--- TASK TO COMPLETE ---
Leaving the pictures aside, transcribe every line below exactly.
--------------------------------
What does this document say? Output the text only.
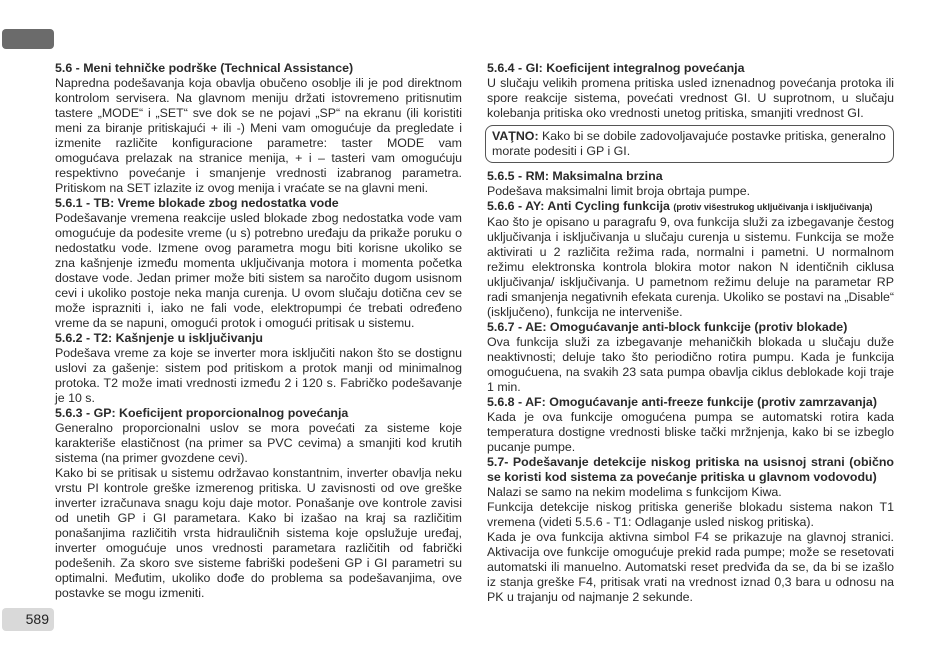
5.6 - Meni tehničke podrške (Technical Assistance)

Napredna podešavanja koja obavlja obučeno osoblje ili je pod direktnom kontrolom servisera. Na glavnom meniju držati istovremeno pritisnutim tastere „MODE“ i „SET“ sve dok se ne pojavi „SP“ na ekranu (ili koristiti meni za biranje pritiskajući + ili -) Meni vam omogućuje da pregledate i izmenite različite konfiguracione parametre: taster MODE vam omogućava prelazak na stranice menija, + i – tasteri vam omogućuju respektivno povećanje i smanjenje vrednosti izabranog parametra. Pritiskom na SET izlazite iz ovog menija i vraćate se na glavni meni.

5.6.1 - TB: Vreme blokade zbog nedostatka vode

Podešavanje vremena reakcije usled blokade zbog nedostatka vode vam omogućuje da podesite vreme (u s) potrebno uređaju da prikaže poruku o nedostatku vode. Izmene ovog parametra mogu biti korisne ukoliko se zna kašnjenje između momenta uključivanja motora i momenta početka dostave vode. Jedan primer može biti sistem sa naročito dugom usisnom cevi i ukoliko postoje neka manja curenja. U ovom slučaju dotična cev se može isprazniti i, iako ne fali vode, elektropumpi će trebati određeno vreme da se napuni, omogući protok i omogući pritisak u sistemu.

5.6.2 - T2: Kašnjenje u isključivanju

Podešava vreme za koje se inverter mora isključiti nakon što se dostignu uslovi za gašenje: sistem pod pritiskom a protok manji od minimalnog protoka. T2 može imati vrednosti između 2 i 120 s. Fabričko podešavanje je 10 s.

5.6.3 - GP: Koeficijent proporcionalnog povećanja

Generalno proporcionalni uslov se mora povećati za sisteme koje karakteriše elastičnost (na primer sa PVC cevima) a smanjiti kod krutih sistema (na primer gvozdene cevi).

Kako bi se pritisak u sistemu održavao konstantnim, inverter obavlja neku vrstu PI kontrole greške izmerenog pritiska. U zavisnosti od ove greške inverter izračunava snagu koju daje motor. Ponašanje ove kontrole zavisi od unetih GP i GI parametara. Kako bi izašao na kraj sa različitim ponašanjima različitih vrsta hidrauličnih sistema koje opslužuje uređaj, inverter omogućuje unos vrednosti parametara različitih od fabrički podešenih. Za skoro sve sisteme fabriški podešeni GP i GI parametri su optimalni. Međutim, ukoliko dođe do problema sa podešavanjima, ove postavke se mogu izmeniti.

5.6.4 - GI: Koeficijent integralnog povećanja

U slučaju velikih promena pritiska usled iznenadnog povećanja protoka ili spore reakcije sistema, povećati vrednost GI. U suprotnom, u slučaju kolebanja pritiska oko vrednosti unetog pritiska, smanjiti vrednost GI.

VAŢNO: Kako bi se dobile zadovoljavajuće postavke pritiska, generalno morate podesiti i GP i GI.
5.6.5 - RM: Maksimalna brzina

Podešava maksimalni limit broja obrtaja pumpe.

5.6.6 - AY: Anti Cycling funkcija (protiv višestrukog uključivanja i isključivanja)

Kao što je opisano u paragrafu 9, ova funkcija služi za izbegavanje čestog uključivanja i isključivanja u slučaju curenja u sistemu. Funkcija se može aktivirati u 2 različita režima rada, normalni i pametni. U normalnom režimu elektronska kontrola blokira motor nakon N identičnih ciklusa uključivanja/ isključivanja. U pametnom režimu deluje na parametar RP radi smanjenja negativnih efekata curenja. Ukoliko se postavi na „Disable“ (isključeno), funkcija ne interveniše.

5.6.7 - AE: Omogućavanje anti-block funkcije (protiv blokade)

Ova funkcija služi za izbegavanje mehaničkih blokada u slučaju duže neaktivnosti; deluje tako što periodično rotira pumpu. Kada je funkcija omogućuena, na svakih 23 sata pumpa obavlja ciklus deblokade koji traje 1 min.

5.6.8 - AF: Omogućavanje anti-freeze funkcije (protiv zamrzavanja)

Kada je ova funkcije omogućena pumpa se automatski rotira kada temperatura dostigne vrednosti bliske tački mržnjenja, kako bi se izbeglo pucanje pumpe.

5.7- Podešavanje detekcije niskog pritiska na usisnoj strani (obično se koristi kod sistema za povećanje pritiska u glavnom vodovodu)

Nalazi se samo na nekim modelima s funkcijom Kiwa.

Funkcija detekcije niskog pritiska generiše blokadu sistema nakon T1 vremena (videti 5.5.6 - T1: Odlaganje usled niskog pritiska).

Kada je ova funkcija aktivna simbol F4 se prikazuje na glavnoj stranici. Aktivacija ove funkcije omogućuje prekid rada pumpe; može se resetovati automatski ili manuelno. Automatski reset predviđa da se, da bi se izašlo iz stanja greške F4, pritisak vrati na vrednost iznad 0,3 bara u odnosu na PK u trajanju od najmanje 2 sekunde.

589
--------------------------------
--- FULL SOLUTION ---
What does this document say? Output the text only.
5.6 - Meni tehničke podrške (Technical Assistance)

Napredna podešavanja koja obavlja obučeno osoblje ili je pod direktnom kontrolom servisera. Na glavnom meniju držati istovremeno pritisnutim tastere „MODE“ i „SET“ sve dok se ne pojavi „SP“ na ekranu (ili koristiti meni za biranje pritiskajući + ili -) Meni vam omogućuje da pregledate i izmenite različite konfiguracione parametre: taster MODE vam omogućava prelazak na stranice menija, + i – tasteri vam omogućuju respektivno povećanje i smanjenje vrednosti izabranog parametra. Pritiskom na SET izlazite iz ovog menija i vraćate se na glavni meni.

5.6.1 - TB: Vreme blokade zbog nedostatka vode

Podešavanje vremena reakcije usled blokade zbog nedostatka vode vam omogućuje da podesite vreme (u s) potrebno uređaju da prikaže poruku o nedostatku vode. Izmene ovog parametra mogu biti korisne ukoliko se zna kašnjenje između momenta uključivanja motora i momenta početka dostave vode. Jedan primer može biti sistem sa naročito dugom usisnom cevi i ukoliko postoje neka manja curenja. U ovom slučaju dotična cev se može isprazniti i, iako ne fali vode, elektropumpi će trebati određeno vreme da se napuni, omogući protok i omogući pritisak u sistemu.

5.6.2 - T2: Kašnjenje u isključivanju

Podešava vreme za koje se inverter mora isključiti nakon što se dostignu uslovi za gašenje: sistem pod pritiskom a protok manji od minimalnog protoka. T2 može imati vrednosti između 2 i 120 s. Fabričko podešavanje je 10 s.

5.6.3 - GP: Koeficijent proporcionalnog povećanja

Generalno proporcionalni uslov se mora povećati za sisteme koje karakteriše elastičnost (na primer sa PVC cevima) a smanjiti kod krutih sistema (na primer gvozdene cevi).

Kako bi se pritisak u sistemu održavao konstantnim, inverter obavlja neku vrstu PI kontrole greške izmerenog pritiska. U zavisnosti od ove greške inverter izračunava snagu koju daje motor. Ponašanje ove kontrole zavisi od unetih GP i GI parametara. Kako bi izašao na kraj sa različitim ponašanjima različitih vrsta hidrauličnih sistema koje opslužuje uređaj, inverter omogućuje unos vrednosti parametara različitih od fabrički podešenih. Za skoro sve sisteme fabriški podešeni GP i GI parametri su optimalni. Međutim, ukoliko dođe do problema sa podešavanjima, ove postavke se mogu izmeniti.

5.6.4 - GI: Koeficijent integralnog povećanja

U slučaju velikih promena pritiska usled iznenadnog povećanja protoka ili spore reakcije sistema, povećati vrednost GI. U suprotnom, u slučaju kolebanja pritiska oko vrednosti unetog pritiska, smanjiti vrednost GI.

VAŢNO: Kako bi se dobile zadovoljavajuće postavke pritiska, generalno morate podesiti i GP i GI.
5.6.5 - RM: Maksimalna brzina

Podešava maksimalni limit broja obrtaja pumpe.

5.6.6 - AY: Anti Cycling funkcija (protiv višestrukog uključivanja i isključivanja)

Kao što je opisano u paragrafu 9, ova funkcija služi za izbegavanje čestog uključivanja i isključivanja u slučaju curenja u sistemu. Funkcija se može aktivirati u 2 različita režima rada, normalni i pametni. U normalnom režimu elektronska kontrola blokira motor nakon N identičnih ciklusa uključivanja/ isključivanja. U pametnom režimu deluje na parametar RP radi smanjenja negativnih efekata curenja. Ukoliko se postavi na „Disable“ (isključeno), funkcija ne interveniše.

5.6.7 - AE: Omogućavanje anti-block funkcije (protiv blokade)

Ova funkcija služi za izbegavanje mehaničkih blokada u slučaju duže neaktivnosti; deluje tako što periodično rotira pumpu. Kada je funkcija omogućuena, na svakih 23 sata pumpa obavlja ciklus deblokade koji traje 1 min.

5.6.8 - AF: Omogućavanje anti-freeze funkcije (protiv zamrzavanja)

Kada je ova funkcije omogućena pumpa se automatski rotira kada temperatura dostigne vrednosti bliske tački mržnjenja, kako bi se izbeglo pucanje pumpe.

5.7- Podešavanje detekcije niskog pritiska na usisnoj strani (obično se koristi kod sistema za povećanje pritiska u glavnom vodovodu)

Nalazi se samo na nekim modelima s funkcijom Kiwa.

Funkcija detekcije niskog pritiska generiše blokadu sistema nakon T1 vremena (videti 5.5.6 - T1: Odlaganje usled niskog pritiska).

Kada je ova funkcija aktivna simbol F4 se prikazuje na glavnoj stranici. Aktivacija ove funkcije omogućuje prekid rada pumpe; može se resetovati automatski ili manuelno. Automatski reset predviđa da se, da bi se izašlo iz stanja greške F4, pritisak vrati na vrednost iznad 0,3 bara u odnosu na PK u trajanju od najmanje 2 sekunde.

589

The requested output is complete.